Stored data:
§
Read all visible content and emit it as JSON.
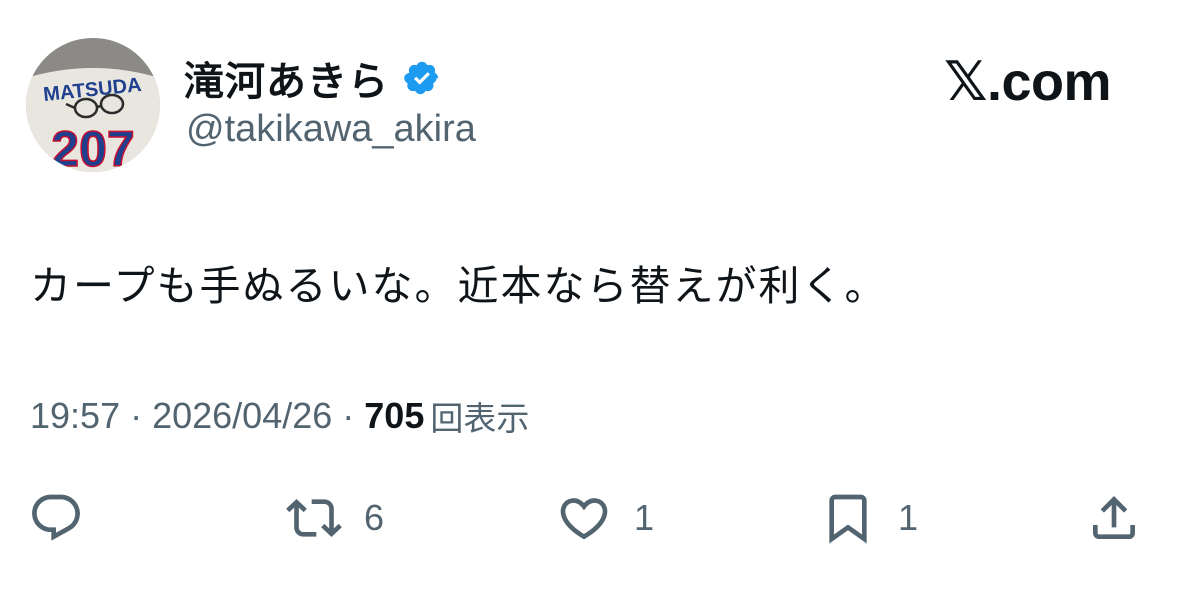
{
  "author": {
    "display_name": "滝河あきら",
    "handle": "@takikawa_akira",
    "verified": true,
    "avatar_jersey_text": "MATSUDA",
    "avatar_jersey_number": "207"
  },
  "brand": {
    "label": "𝕏.com"
  },
  "tweet": {
    "text": "カープも手ぬるいな。近本なら替えが利く。",
    "time": "19:57",
    "date": "2026/04/26",
    "separator": "·",
    "views_count": "705",
    "views_label": "回表示"
  },
  "actions": {
    "reply": {
      "icon": "reply-icon",
      "count": ""
    },
    "retweet": {
      "icon": "retweet-icon",
      "count": "6"
    },
    "like": {
      "icon": "heart-icon",
      "count": "1"
    },
    "bookmark": {
      "icon": "bookmark-icon",
      "count": "1"
    },
    "share": {
      "icon": "share-icon",
      "count": ""
    }
  },
  "colors": {
    "text_primary": "#0f1419",
    "text_secondary": "#536471",
    "verified_blue": "#1d9bf0"
  }
}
§
**JOB**
Print the whole listing above once more, word for word, without its pictures.

**WRITTEN RESPONSE**
Read all visible content and emit it as JSON.
{
  "author": {
    "display_name": "滝河あきら",
    "handle": "@takikawa_akira",
    "verified": true,
    "avatar_jersey_text": "MATSUDA",
    "avatar_jersey_number": "207"
  },
  "brand": {
    "label": "𝕏.com"
  },
  "tweet": {
    "text": "カープも手ぬるいな。近本なら替えが利く。",
    "time": "19:57",
    "date": "2026/04/26",
    "separator": "·",
    "views_count": "705",
    "views_label": "回表示"
  },
  "actions": {
    "reply": {
      "icon": "reply-icon",
      "count": ""
    },
    "retweet": {
      "icon": "retweet-icon",
      "count": "6"
    },
    "like": {
      "icon": "heart-icon",
      "count": "1"
    },
    "bookmark": {
      "icon": "bookmark-icon",
      "count": "1"
    },
    "share": {
      "icon": "share-icon",
      "count": ""
    }
  },
  "colors": {
    "text_primary": "#0f1419",
    "text_secondary": "#536471",
    "verified_blue": "#1d9bf0"
  }
}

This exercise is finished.